■ **WHAT NEEDS TO BE DONE**
Starting at the line below that contains "Output the text content of this document.", print each line through the end of the records exactly as it appears.

■ **MATERIAL TO PROCESS**

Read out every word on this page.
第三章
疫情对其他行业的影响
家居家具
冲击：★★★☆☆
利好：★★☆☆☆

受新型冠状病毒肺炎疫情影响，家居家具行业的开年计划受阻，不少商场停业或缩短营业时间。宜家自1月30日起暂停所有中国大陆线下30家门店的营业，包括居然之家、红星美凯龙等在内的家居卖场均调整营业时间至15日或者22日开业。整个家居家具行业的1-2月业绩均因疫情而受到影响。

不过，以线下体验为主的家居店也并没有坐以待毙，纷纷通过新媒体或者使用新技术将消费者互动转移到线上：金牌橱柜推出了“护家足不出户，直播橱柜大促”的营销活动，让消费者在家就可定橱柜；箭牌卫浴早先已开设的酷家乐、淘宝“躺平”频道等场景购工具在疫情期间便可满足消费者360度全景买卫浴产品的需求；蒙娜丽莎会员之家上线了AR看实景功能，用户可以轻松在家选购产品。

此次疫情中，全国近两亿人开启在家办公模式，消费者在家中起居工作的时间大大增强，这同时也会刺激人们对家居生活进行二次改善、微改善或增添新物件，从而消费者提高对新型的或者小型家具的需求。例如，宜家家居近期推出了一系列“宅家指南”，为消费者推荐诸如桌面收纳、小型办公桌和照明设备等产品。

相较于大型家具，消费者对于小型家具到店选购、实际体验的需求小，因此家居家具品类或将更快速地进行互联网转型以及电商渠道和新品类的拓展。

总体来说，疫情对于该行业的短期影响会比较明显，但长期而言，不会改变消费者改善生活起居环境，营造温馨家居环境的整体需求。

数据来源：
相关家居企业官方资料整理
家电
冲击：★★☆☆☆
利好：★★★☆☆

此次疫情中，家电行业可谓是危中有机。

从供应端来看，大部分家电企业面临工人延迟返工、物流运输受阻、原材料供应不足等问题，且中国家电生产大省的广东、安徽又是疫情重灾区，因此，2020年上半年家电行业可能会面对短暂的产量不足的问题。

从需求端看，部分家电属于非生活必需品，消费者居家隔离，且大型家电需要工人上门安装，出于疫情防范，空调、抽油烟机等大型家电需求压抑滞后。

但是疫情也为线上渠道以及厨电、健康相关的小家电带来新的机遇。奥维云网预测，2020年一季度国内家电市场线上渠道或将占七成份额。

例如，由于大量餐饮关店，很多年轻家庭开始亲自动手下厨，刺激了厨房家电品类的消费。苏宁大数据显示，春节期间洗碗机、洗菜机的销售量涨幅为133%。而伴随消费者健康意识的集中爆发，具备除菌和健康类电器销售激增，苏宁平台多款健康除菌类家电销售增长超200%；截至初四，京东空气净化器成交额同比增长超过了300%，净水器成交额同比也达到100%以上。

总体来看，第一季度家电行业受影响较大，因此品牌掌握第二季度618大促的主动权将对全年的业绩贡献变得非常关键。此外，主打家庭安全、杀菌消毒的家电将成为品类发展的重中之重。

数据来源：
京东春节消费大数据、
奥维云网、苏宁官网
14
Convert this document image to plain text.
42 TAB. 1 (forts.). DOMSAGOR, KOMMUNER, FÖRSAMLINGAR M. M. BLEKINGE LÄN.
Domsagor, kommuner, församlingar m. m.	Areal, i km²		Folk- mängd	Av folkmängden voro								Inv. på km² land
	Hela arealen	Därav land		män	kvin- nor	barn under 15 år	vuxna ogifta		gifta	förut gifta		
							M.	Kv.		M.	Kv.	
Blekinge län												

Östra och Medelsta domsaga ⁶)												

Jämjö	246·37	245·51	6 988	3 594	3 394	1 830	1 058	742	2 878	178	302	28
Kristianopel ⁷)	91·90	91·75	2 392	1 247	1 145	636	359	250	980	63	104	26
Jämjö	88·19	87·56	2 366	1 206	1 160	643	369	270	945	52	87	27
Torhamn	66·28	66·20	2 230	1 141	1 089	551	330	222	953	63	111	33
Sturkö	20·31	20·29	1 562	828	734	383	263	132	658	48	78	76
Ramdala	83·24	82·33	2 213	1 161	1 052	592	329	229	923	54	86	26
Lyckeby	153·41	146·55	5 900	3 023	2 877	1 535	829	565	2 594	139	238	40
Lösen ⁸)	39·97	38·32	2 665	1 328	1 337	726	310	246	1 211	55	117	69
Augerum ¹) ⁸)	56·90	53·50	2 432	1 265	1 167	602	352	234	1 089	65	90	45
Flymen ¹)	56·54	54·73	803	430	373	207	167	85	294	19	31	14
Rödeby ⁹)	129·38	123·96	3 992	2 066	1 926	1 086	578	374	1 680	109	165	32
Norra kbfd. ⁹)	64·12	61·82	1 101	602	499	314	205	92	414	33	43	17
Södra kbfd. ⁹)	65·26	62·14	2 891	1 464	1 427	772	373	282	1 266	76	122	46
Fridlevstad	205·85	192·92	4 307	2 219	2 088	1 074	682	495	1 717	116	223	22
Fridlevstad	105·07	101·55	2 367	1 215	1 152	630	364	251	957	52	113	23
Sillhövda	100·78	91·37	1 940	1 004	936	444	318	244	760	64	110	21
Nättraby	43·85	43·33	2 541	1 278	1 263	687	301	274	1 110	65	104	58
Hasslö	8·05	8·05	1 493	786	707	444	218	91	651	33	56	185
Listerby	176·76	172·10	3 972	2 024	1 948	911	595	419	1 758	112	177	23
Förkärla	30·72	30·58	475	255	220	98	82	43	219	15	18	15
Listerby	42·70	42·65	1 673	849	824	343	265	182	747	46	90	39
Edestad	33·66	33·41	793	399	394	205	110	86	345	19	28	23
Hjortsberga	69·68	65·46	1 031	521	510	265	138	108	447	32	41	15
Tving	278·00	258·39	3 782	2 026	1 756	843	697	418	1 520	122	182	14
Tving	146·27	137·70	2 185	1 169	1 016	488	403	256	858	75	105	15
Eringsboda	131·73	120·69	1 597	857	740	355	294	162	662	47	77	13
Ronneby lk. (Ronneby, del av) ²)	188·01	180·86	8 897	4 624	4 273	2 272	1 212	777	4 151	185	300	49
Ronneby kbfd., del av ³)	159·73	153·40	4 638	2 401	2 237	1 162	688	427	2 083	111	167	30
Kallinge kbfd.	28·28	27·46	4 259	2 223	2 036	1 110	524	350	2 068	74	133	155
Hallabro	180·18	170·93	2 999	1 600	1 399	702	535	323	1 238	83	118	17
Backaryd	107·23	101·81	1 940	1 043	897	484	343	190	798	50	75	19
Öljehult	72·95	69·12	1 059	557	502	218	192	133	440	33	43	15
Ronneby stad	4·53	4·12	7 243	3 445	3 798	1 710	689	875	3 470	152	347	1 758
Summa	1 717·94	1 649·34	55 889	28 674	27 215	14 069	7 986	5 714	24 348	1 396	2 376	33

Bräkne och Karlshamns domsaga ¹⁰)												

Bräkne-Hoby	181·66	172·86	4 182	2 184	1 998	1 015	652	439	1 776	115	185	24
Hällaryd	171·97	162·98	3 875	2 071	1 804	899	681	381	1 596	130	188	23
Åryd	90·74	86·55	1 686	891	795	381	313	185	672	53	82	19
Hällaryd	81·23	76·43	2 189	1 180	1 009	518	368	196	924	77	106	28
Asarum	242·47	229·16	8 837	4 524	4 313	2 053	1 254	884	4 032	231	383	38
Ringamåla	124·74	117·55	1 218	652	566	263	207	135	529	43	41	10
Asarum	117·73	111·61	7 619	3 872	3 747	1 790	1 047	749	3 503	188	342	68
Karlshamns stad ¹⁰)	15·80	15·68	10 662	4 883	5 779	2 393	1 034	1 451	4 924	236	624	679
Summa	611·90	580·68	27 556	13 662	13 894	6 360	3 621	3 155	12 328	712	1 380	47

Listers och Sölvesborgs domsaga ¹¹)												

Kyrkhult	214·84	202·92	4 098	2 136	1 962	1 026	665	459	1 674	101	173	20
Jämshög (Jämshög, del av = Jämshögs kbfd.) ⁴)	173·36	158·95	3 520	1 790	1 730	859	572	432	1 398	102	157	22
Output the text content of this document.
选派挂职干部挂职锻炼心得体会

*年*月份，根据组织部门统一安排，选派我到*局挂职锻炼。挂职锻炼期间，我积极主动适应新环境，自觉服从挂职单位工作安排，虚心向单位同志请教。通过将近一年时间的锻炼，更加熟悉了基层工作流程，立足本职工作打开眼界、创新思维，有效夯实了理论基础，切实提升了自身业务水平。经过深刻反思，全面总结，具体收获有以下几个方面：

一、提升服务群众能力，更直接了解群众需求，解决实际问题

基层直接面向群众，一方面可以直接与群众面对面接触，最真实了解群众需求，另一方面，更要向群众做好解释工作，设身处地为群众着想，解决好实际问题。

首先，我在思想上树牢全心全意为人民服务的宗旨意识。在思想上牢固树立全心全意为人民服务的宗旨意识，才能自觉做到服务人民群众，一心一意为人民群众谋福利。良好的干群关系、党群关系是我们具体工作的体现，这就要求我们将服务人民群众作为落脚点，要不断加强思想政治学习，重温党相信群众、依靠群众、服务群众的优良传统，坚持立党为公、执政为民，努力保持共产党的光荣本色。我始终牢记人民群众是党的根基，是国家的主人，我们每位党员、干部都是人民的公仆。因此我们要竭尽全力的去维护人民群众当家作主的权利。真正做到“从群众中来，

■ **RESULT BELOW**
Output the text content of this document.
选派挂职干部挂职锻炼心得体会

*年*月份，根据组织部门统一安排，选派我到*局挂职锻炼。挂职锻炼期间，我积极主动适应新环境，自觉服从挂职单位工作安排，虚心向单位同志请教。通过将近一年时间的锻炼，更加熟悉了基层工作流程，立足本职工作打开眼界、创新思维，有效夯实了理论基础，切实提升了自身业务水平。经过深刻反思，全面总结，具体收获有以下几个方面：

一、提升服务群众能力，更直接了解群众需求，解决实际问题

基层直接面向群众，一方面可以直接与群众面对面接触，最真实了解群众需求，另一方面，更要向群众做好解释工作，设身处地为群众着想，解决好实际问题。

首先，我在思想上树牢全心全意为人民服务的宗旨意识。在思想上牢固树立全心全意为人民服务的宗旨意识，才能自觉做到服务人民群众，一心一意为人民群众谋福利。良好的干群关系、党群关系是我们具体工作的体现，这就要求我们将服务人民群众作为落脚点，要不断加强思想政治学习，重温党相信群众、依靠群众、服务群众的优良传统，坚持立党为公、执政为民，努力保持共产党的光荣本色。我始终牢记人民群众是党的根基，是国家的主人，我们每位党员、干部都是人民的公仆。因此我们要竭尽全力的去维护人民群众当家作主的权利。真正做到“从群众中来，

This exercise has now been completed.